SHORT EXERCISE: Write each line out again exactly as written.

Dataset records
◇ ◇ ◇ ◇ ◇ ◇ ◇

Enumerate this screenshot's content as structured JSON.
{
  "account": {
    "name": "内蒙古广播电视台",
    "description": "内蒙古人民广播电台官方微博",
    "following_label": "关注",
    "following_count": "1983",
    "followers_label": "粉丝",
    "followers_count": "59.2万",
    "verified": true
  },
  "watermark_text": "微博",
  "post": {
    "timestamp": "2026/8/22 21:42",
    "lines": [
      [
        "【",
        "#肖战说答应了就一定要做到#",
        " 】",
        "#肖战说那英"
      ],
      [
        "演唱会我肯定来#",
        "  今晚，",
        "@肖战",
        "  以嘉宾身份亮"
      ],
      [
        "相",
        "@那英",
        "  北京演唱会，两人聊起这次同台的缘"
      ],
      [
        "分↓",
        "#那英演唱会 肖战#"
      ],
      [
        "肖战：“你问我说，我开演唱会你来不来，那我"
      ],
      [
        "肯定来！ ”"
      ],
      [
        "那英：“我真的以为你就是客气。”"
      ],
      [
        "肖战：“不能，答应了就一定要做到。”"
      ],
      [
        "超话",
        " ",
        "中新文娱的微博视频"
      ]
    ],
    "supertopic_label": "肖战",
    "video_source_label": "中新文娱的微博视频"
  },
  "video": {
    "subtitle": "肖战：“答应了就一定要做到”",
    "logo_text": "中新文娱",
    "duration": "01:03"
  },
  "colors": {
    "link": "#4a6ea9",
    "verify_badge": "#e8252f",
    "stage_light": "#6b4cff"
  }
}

◇ ◇ ◇ ◇ ◇ ◇ ◇

EXERCISE SOLUTION:
Enumerate this screenshot's content as structured JSON.
{
  "account": {
    "name": "内蒙古广播电视台",
    "description": "内蒙古人民广播电台官方微博",
    "following_label": "关注",
    "following_count": "1983",
    "followers_label": "粉丝",
    "followers_count": "59.2万",
    "verified": true
  },
  "watermark_text": "微博",
  "post": {
    "timestamp": "2026/8/22 21:42",
    "lines": [
      [
        "【",
        "#肖战说答应了就一定要做到#",
        " 】",
        "#肖战说那英"
      ],
      [
        "演唱会我肯定来#",
        "  今晚，",
        "@肖战",
        "  以嘉宾身份亮"
      ],
      [
        "相",
        "@那英",
        "  北京演唱会，两人聊起这次同台的缘"
      ],
      [
        "分↓",
        "#那英演唱会 肖战#"
      ],
      [
        "肖战：“你问我说，我开演唱会你来不来，那我"
      ],
      [
        "肯定来！ ”"
      ],
      [
        "那英：“我真的以为你就是客气。”"
      ],
      [
        "肖战：“不能，答应了就一定要做到。”"
      ],
      [
        "超话",
        " ",
        "中新文娱的微博视频"
      ]
    ],
    "supertopic_label": "肖战",
    "video_source_label": "中新文娱的微博视频"
  },
  "video": {
    "subtitle": "肖战：“答应了就一定要做到”",
    "logo_text": "中新文娱",
    "duration": "01:03"
  },
  "colors": {
    "link": "#4a6ea9",
    "verify_badge": "#e8252f",
    "stage_light": "#6b4cff"
  }
}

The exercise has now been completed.